┌─ Source records
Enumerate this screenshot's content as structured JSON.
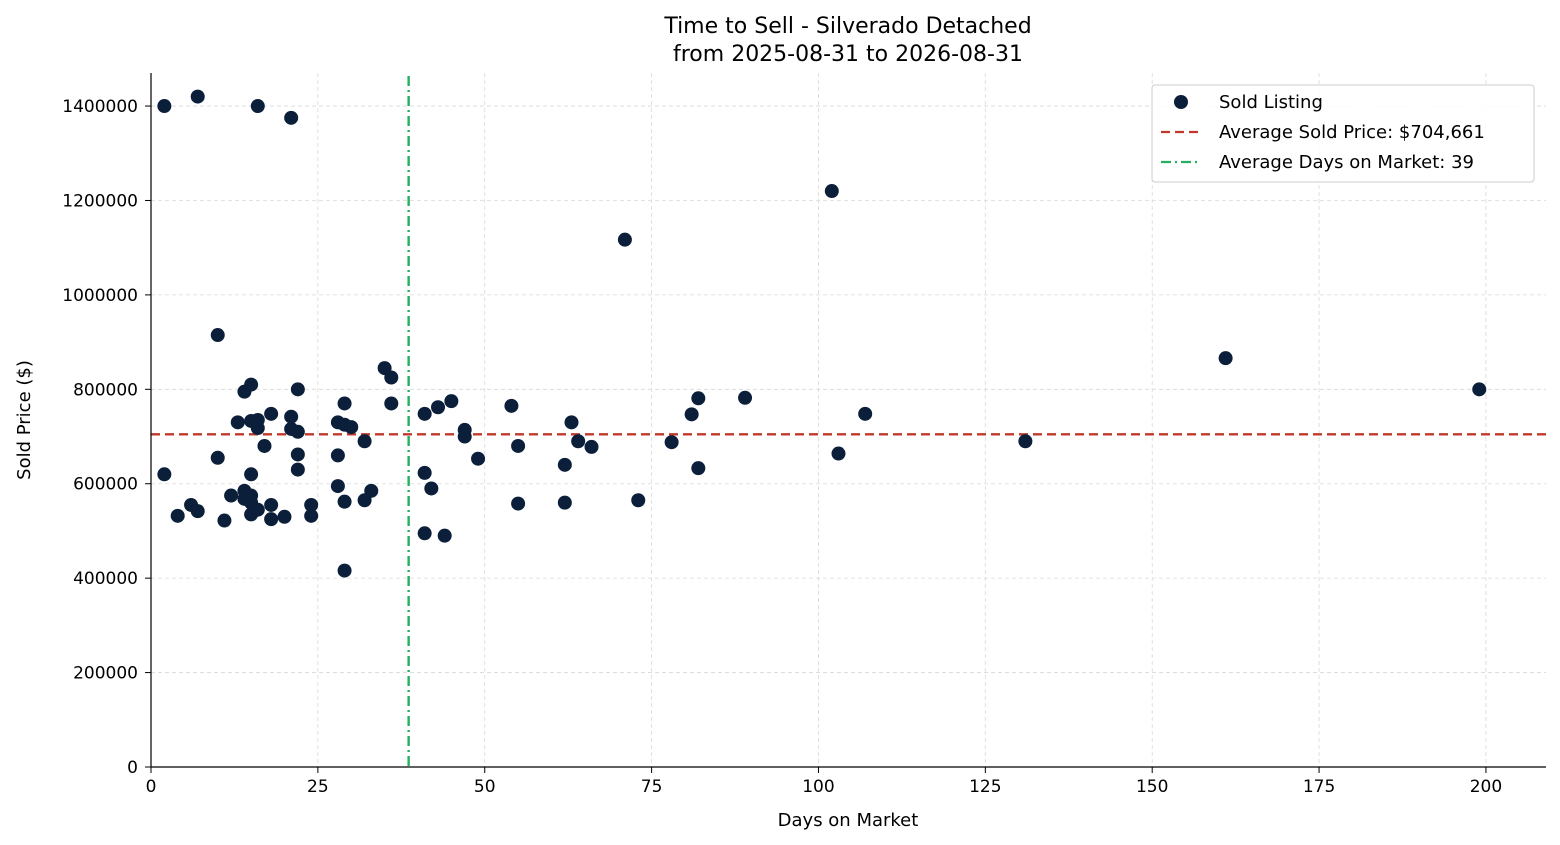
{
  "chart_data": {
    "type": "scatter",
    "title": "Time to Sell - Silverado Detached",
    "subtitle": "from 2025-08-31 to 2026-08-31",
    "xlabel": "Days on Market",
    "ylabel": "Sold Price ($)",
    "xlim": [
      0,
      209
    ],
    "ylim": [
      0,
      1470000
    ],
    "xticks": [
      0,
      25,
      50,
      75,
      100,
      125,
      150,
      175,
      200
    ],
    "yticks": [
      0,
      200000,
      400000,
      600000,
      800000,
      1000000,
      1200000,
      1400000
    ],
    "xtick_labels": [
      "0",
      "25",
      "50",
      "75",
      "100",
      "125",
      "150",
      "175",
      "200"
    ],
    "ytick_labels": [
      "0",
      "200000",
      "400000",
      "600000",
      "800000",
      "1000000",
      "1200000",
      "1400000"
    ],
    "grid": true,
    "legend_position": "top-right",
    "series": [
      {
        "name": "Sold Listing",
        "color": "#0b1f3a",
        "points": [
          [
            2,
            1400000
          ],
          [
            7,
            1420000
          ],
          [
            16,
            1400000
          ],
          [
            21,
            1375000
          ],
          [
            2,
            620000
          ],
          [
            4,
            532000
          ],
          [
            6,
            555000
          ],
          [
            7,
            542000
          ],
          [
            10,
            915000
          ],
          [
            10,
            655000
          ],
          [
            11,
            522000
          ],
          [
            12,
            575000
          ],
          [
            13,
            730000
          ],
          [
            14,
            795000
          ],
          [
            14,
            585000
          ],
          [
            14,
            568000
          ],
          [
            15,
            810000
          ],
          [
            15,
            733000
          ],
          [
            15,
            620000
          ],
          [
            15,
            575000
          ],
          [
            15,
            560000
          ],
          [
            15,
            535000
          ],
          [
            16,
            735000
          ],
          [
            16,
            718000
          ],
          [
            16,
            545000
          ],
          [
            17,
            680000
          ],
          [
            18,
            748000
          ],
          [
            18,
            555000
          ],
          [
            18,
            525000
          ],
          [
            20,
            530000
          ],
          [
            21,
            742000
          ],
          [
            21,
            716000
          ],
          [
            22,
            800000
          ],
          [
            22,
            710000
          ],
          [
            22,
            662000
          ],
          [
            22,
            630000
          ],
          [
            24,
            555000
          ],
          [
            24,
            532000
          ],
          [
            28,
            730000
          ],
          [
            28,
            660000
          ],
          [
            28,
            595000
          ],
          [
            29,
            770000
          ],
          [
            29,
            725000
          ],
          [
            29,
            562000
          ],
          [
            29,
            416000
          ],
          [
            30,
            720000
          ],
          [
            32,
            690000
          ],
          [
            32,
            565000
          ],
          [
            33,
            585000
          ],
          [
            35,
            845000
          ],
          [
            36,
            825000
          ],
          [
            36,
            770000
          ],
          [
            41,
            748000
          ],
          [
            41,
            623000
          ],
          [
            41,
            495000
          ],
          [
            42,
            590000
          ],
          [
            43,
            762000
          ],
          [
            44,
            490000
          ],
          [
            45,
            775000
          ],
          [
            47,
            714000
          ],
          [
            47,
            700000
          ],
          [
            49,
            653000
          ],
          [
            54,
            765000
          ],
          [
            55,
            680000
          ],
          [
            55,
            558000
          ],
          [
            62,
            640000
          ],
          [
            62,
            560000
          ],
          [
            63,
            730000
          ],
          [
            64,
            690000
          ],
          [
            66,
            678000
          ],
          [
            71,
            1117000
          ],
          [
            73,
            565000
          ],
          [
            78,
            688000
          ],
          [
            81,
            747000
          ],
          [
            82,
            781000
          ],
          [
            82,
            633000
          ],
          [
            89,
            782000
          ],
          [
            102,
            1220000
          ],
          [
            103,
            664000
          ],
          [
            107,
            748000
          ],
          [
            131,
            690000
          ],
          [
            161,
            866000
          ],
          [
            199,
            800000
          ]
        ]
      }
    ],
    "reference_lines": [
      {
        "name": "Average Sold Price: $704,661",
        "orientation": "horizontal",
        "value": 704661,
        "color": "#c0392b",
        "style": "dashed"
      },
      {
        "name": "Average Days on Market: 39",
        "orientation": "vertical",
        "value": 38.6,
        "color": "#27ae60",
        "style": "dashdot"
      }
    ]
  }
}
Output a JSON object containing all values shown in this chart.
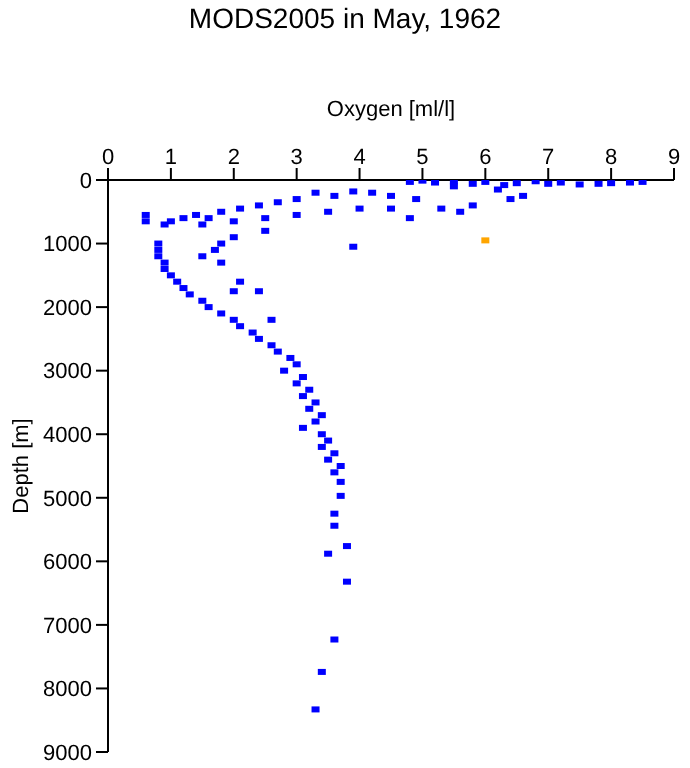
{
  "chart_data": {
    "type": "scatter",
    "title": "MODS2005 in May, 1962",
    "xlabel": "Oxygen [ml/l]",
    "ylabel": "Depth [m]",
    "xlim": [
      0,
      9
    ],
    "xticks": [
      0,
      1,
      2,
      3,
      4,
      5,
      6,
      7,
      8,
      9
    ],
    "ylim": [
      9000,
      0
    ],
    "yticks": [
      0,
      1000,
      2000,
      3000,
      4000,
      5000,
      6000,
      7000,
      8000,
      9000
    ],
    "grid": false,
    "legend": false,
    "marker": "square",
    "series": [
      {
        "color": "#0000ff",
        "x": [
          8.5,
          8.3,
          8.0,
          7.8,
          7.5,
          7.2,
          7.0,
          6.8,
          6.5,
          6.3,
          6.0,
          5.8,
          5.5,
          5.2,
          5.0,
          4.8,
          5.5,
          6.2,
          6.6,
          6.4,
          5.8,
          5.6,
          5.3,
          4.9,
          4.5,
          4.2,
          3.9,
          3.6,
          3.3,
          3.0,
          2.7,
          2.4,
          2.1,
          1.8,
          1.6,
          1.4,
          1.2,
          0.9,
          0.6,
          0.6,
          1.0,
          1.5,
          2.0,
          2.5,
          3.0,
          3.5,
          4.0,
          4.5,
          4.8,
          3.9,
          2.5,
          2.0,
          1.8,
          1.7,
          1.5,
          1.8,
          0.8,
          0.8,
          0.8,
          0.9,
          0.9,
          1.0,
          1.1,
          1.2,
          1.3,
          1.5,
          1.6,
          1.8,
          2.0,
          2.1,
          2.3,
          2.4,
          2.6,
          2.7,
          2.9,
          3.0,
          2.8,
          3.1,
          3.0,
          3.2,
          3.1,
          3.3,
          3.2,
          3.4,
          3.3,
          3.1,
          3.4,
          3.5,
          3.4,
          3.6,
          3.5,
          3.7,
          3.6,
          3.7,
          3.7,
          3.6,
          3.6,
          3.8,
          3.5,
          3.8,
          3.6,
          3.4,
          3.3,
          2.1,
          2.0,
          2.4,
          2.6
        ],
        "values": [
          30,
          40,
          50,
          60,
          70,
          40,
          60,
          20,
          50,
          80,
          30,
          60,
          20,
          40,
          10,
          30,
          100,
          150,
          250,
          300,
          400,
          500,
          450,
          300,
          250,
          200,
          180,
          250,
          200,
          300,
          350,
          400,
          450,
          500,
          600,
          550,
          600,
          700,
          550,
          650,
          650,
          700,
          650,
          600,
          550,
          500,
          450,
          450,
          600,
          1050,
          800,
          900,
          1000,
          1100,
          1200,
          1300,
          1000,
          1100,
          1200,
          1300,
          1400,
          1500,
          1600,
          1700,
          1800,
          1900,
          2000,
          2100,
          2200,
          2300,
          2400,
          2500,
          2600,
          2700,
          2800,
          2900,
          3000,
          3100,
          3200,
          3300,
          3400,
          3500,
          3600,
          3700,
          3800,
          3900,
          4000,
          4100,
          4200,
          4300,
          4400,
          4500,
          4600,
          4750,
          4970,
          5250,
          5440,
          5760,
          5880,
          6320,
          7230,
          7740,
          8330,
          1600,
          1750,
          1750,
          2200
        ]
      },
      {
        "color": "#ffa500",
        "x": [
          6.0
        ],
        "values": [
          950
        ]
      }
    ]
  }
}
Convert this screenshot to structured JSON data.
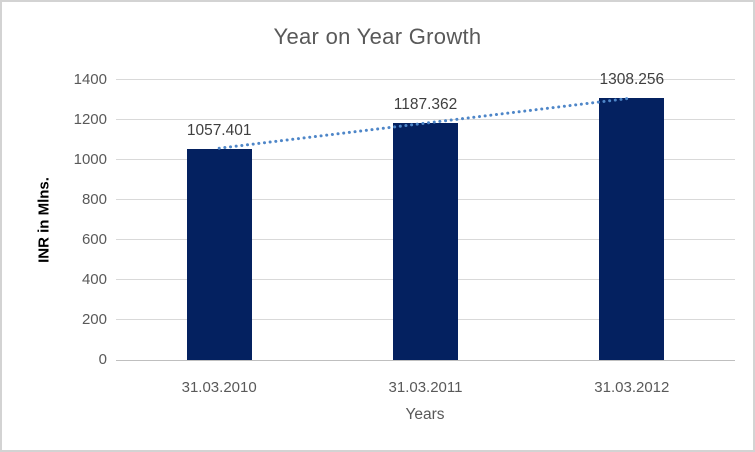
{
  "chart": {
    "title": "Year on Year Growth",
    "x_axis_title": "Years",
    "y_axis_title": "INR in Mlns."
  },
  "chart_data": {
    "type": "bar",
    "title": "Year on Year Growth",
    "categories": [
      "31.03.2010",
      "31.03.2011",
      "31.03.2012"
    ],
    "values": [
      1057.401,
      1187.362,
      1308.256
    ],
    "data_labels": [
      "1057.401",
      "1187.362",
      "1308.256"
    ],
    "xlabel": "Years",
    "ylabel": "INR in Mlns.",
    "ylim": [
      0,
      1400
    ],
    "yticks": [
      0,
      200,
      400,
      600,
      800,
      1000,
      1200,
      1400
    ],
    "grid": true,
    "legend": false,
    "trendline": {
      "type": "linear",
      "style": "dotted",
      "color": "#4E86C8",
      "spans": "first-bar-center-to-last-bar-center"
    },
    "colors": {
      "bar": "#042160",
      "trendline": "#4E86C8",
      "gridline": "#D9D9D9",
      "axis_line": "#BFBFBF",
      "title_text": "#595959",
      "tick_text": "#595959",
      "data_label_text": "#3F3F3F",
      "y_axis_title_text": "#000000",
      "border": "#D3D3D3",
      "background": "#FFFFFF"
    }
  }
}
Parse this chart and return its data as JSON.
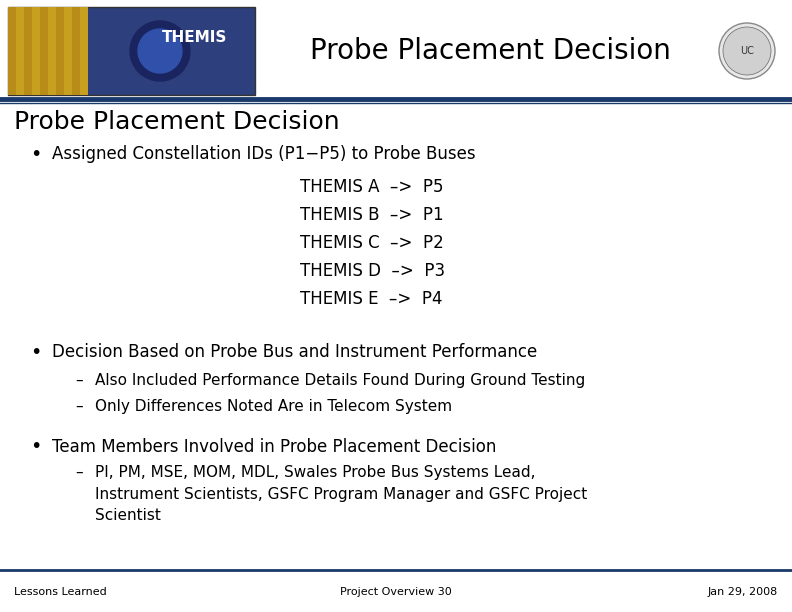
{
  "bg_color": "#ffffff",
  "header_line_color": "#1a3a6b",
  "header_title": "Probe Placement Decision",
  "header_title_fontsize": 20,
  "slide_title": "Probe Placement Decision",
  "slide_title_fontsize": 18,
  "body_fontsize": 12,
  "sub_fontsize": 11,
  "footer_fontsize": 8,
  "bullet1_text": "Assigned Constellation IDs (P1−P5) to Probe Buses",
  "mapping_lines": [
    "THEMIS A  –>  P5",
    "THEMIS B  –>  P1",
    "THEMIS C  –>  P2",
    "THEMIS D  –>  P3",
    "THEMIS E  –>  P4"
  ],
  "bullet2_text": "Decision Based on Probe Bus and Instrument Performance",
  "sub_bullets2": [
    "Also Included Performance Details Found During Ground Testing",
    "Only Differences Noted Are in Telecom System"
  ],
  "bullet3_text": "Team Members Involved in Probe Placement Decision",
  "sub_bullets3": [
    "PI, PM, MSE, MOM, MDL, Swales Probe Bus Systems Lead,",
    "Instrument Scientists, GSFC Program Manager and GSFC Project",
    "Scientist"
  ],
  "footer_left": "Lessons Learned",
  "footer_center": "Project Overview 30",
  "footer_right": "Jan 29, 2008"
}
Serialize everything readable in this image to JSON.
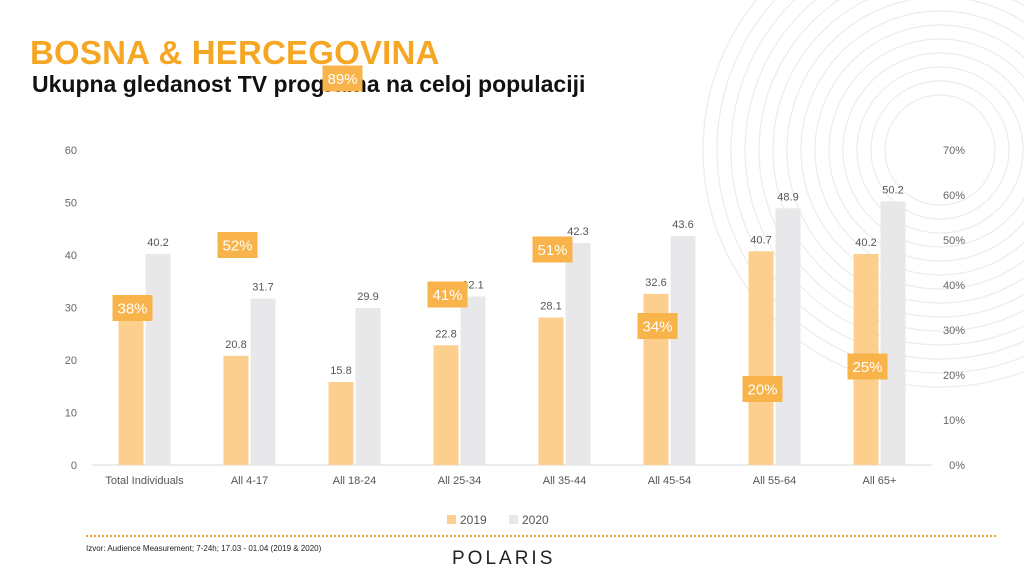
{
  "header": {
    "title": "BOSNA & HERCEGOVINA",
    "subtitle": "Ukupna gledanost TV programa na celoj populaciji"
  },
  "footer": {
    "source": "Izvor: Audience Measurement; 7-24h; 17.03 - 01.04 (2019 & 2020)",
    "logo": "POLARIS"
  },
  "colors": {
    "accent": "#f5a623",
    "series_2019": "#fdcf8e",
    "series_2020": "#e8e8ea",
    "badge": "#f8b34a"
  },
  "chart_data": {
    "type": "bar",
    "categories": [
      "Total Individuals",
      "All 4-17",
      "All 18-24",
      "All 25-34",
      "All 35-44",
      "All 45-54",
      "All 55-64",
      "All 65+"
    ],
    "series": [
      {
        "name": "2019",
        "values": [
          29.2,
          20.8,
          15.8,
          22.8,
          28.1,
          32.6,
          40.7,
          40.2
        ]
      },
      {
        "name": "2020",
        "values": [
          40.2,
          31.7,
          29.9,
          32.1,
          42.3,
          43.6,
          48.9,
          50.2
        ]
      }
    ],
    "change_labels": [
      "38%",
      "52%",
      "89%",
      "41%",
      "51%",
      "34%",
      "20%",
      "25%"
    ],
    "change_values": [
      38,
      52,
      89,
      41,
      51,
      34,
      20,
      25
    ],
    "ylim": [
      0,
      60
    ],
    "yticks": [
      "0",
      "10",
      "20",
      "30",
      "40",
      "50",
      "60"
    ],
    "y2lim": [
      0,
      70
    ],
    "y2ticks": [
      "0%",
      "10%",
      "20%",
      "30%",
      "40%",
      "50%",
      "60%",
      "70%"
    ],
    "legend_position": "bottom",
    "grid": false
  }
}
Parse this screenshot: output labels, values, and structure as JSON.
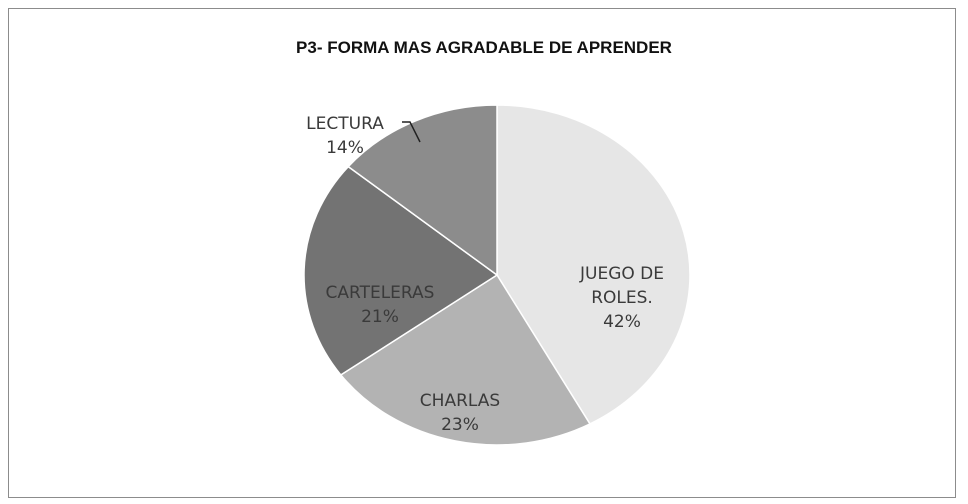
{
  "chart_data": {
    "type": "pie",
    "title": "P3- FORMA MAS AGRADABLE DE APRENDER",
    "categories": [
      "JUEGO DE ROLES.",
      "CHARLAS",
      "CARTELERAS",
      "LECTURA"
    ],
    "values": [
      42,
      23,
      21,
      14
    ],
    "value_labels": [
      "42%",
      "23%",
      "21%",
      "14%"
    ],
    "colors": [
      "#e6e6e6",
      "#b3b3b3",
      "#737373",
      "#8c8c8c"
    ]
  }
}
└─
# What to do
From the listing above, pick out every line containing "Mlns".

# Reply to the exercise
    "y_axis_title": "INR in Mlns."
    "ylabel": "INR in Mlns.",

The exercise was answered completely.